Reading text>
------------

Friday, December 11, 2009

Case against Santa Claus

Don't be mad!! I LOVE Santa, love him. I love the idea, the stories, the magic, all of it. However, we're not teaching Kadence about him. I begrudge no one who teaches their child about Santa, and if my personal experiences hadn't gone the way they did, I would most likely have a different outlook on the whole thing. Alas, that is not the case.

We are Christians, and while we love Jesus with all our hearts, we do not believe Christmas is all about Him. As hard as it is for some believer's to grasp, Jesus is not the "reason for the season". Though Christianity mingled it's teachings with Christmas, the holiday is not rooted in religion. Jesus was not born in the winter, and Christmas was a Pagan holiday long before it became Christianized. If you want to celebrate a Biblical holiday in December, you're much better off celebrating Chanukah. It, unlike Christmas, has biblical roots and Jesus himself actually observed the holiday. Though we will still incorporate Jesus' birth into our Christmas traditions, I do not hold them too high, and our faith in Christ has nothing to do with teaching our children about Santa...directly. I do have a slight fear that if we teach our children about Santa while teaching them about Jesus then one day they find out we lied to them about Santa, they will question if we lied to them about Jesus. I guess our belief plays a part in it, but I know many Christians, myself included, who at one time believed in Santa and are not damaged.

Furthermore, we live in a society that is richly prosperous. Even some of our poorest are wealthy according to most of the world. However, in this economy there are quite a few people left having what some would call a "lean" Christmas. How do I reconcile that with my children? How can I explain to them that Santa simply couldn't bring them the new video game system or custom build dollhouse or whatever they put on their list? If he has Elves making toys and things year round, how can we expect them to understand they can't have everything they want? I also worry about the "be good for Santa" mantra. If they are horrible all year long, should I follow through and say they were on Santa's naughty list? And again, if they are good but we can't fulfill their wish list, what do we say? Also, we plan to donate toys to Operation Christmas Child, Toys for Tots, and/or a local organization each year; when we do this, will our kids wonder why Santa doesn't visit the less fortunate?

------------

Source excerpt>
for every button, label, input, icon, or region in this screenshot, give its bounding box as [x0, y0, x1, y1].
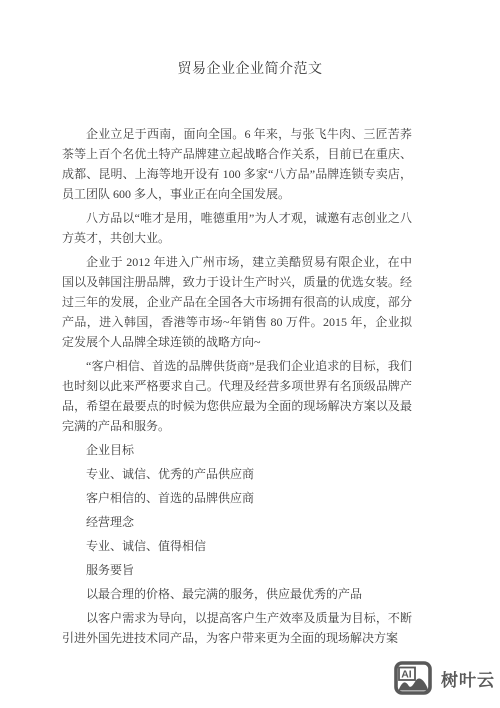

------------

Actions to take>
(a) Write out the part of the Santa Claus post between "Friday, December 11, 2009" and "not the case.", inclusive.
(b) Answer these questions from the Santa Claus post:
(i) Which child does the writer say they are not teaching about Santa?
(ii) Which December holiday does the writer say has biblical roots?
(iii) Which two named organizations does the writer plan to donate toys to?

Responses to the exercise>
(a)
Friday, December 11, 2009

Case against Santa Claus

Don't be mad!! I LOVE Santa, love him. I love the idea, the stories, the magic, all of it. However, we're not teaching Kadence about him. I begrudge no one who teaches their child about Santa, and if my personal experiences hadn't gone the way they did, I would most likely have a different outlook on the whole thing. Alas, that is not the case.

(b)
(i) Kadence
(ii) Chanukah
(iii) Operation Christmas Child and Toys for Tots